Extrait:
En désespoir de Rose

Paul Rose à l’entrée du palais de justice de Montréal en janvier 1971. Son garde-chiourme, Albert Lysachek (à droite), s’empressera de rabaisser son poing combatif tendu vers le ciel.
Photo: La Presse canadienne (photo) Paul Rose à l’entrée du palais de justice de Montréal en janvier 1971. Son garde-chiourme, Albert Lysachek (à droite), s’empressera de rabaisser son poing combatif tendu vers le ciel.

Acteur central de la crise d’Octobre en 1970, militant socialiste et ancien président du Nouveau parti démocratique au Québec, Paul Rose est décédé jeudi des suites d’une attaque cérébrale.

En 1969, Paul Rose n’est pas encore Paul Rose. À la belle saison, il anime avec d’autres la Maison du Pêcheur à Percé, un vivier de contestataires et de jeunes en quête d’un monde nouveau dont la simple expression des rêves suscite déjà la colère des autorités. Imaginez alors le moment où ce groupe s’empare de la station de radio de New Carlisle pour dénoncer sur les ondes la misère dont souffrent les Gaspésiens !

Né dans le quartier Saint-Henri en 1943, c’est-à-dire exactement au milieu du monde du Bonheur d’occasion de Gabrielle Roy, Paul Rose a huit ans lorsque sa famille déménage à ville Jacques-Cartier, un quasi-bidonville aujourd’hui avalé par Longueuil. Comme l’écrit Jacques Ferron, médecin du lieu, les chiens de ville Jacques-Cartier remplacent la police, les bécosses, l’égout, les puits, l’aqueduc. Les trottoirs et l’asphalte y sont inexistants.

Garçon d’ascenseur, plongeur, manoeuvre, débardeur, professeur de mathématique et de français ici et là, Paul Rose arrive à payer tant bien que mal ses études au collège Sainte-Marie. Il fait ses gammes politiques au sein du Rassemblement pour l’indépendance nationale présidée par Pierre Bourgault. Toute la famille Rose, à commencer par sa mère Rose Rose, souhaite connaître un jour un monde où les hommes seront égaux non seulement devant la loi, mais aussi dans les faits.

Consigne: Poursuivez l'article consacré à Paul Rose en reprenant après sa dernière phrase.

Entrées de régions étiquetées

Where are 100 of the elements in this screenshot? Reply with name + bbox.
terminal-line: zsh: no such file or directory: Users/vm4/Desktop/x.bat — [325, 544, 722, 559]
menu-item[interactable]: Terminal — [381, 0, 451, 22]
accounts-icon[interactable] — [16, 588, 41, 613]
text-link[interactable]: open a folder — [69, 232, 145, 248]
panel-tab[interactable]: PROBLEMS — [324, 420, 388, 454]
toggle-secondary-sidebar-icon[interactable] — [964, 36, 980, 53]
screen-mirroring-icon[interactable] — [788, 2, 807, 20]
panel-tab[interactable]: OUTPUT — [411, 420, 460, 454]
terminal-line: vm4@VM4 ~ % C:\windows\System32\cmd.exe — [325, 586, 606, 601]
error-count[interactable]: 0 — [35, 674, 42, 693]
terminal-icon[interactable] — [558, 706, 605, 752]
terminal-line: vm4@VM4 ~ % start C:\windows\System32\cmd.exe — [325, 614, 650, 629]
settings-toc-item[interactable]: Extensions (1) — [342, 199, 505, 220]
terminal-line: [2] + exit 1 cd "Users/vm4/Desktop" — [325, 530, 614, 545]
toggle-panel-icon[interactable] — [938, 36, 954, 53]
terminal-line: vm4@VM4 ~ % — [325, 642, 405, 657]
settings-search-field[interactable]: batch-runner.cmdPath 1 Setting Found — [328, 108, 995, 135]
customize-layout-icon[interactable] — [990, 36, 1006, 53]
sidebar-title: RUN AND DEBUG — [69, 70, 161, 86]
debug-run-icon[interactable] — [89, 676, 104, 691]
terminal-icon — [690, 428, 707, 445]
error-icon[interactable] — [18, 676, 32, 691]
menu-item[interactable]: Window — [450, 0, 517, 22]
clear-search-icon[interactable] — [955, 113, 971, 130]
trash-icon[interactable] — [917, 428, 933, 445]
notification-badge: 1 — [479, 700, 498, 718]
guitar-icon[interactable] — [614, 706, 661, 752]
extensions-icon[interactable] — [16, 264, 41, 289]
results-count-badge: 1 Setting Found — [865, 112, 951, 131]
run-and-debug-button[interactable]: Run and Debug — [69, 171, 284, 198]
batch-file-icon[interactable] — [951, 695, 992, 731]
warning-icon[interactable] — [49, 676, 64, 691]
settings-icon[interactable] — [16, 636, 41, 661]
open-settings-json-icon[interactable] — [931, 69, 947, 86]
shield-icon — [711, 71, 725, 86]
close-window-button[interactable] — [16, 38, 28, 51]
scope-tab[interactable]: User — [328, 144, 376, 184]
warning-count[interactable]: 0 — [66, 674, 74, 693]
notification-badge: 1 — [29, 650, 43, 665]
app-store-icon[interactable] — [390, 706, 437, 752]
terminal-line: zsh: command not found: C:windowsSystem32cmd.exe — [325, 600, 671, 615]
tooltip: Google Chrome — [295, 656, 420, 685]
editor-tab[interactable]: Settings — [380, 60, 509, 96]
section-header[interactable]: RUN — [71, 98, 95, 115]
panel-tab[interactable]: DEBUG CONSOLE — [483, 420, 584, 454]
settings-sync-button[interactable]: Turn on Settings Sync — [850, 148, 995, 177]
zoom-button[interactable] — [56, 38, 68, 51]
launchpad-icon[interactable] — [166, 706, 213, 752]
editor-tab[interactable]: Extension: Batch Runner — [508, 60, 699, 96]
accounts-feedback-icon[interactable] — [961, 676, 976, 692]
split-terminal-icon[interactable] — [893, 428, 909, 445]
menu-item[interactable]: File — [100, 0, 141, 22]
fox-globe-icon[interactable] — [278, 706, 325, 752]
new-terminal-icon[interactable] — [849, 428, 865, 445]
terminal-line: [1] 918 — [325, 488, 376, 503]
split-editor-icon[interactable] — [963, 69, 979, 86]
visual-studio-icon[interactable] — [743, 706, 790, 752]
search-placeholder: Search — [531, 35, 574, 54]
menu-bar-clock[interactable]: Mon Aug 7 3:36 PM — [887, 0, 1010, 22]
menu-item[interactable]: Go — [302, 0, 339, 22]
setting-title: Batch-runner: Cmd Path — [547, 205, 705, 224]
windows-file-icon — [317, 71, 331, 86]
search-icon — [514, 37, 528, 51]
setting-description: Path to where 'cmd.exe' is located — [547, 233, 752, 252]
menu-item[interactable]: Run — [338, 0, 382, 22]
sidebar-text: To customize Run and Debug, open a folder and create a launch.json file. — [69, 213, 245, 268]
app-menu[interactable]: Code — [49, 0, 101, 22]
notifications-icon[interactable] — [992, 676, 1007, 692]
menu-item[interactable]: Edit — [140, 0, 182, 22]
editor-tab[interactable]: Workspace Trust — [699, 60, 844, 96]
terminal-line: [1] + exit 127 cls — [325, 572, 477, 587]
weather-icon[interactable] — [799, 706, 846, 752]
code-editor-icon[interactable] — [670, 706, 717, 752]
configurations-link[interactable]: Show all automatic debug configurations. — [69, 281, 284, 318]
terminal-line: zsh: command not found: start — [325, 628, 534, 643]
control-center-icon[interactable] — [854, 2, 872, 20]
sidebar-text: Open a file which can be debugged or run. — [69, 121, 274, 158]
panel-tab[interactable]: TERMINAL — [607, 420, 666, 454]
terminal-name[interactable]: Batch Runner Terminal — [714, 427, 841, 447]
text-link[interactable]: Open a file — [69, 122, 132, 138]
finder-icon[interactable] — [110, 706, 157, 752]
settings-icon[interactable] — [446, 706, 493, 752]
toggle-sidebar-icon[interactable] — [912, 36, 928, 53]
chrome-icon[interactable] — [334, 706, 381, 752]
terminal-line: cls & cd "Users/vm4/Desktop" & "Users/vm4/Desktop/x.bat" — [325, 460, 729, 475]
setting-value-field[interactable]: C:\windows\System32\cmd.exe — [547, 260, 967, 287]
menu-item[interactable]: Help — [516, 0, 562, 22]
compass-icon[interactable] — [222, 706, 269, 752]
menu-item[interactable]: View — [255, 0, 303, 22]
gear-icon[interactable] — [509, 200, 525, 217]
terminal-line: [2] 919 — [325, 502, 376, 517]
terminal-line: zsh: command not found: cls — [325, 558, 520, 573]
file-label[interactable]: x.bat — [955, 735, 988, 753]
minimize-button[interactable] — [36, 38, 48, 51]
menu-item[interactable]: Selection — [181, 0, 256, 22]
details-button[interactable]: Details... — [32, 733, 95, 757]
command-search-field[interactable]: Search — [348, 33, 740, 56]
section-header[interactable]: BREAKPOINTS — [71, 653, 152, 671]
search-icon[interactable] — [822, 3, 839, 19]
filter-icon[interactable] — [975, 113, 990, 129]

Réponse attendue:
La marginalisation du français, langue de la majorité au Québec, lui apparaît une des injustices criantes qui affectent en définitive la condition socio-économique des siens. Il prend une part active aux rudes manifestations de la Saint-Jean de 1968, à celles pour des écoles françaises à Saint-Léonard la même année, ainsi qu’aux actions qui dénoncent le financement public de l’université anglaise de McGill. Les militants connaissent et reconnaissent ce grand gaillard convaincu et convainquant qui dépasse tout le monde de deux têtes au moins. Mais le grand public ignore encore à peu près qui il est.

 

Crise d’Octobre

Paul Rose ne devient Paul Rose qu’en 1970. Avec Jacques, son frère, Bernard Lortie et Francis Simard, ils forment la cellule Chénier au sein du Front de libération du Québec.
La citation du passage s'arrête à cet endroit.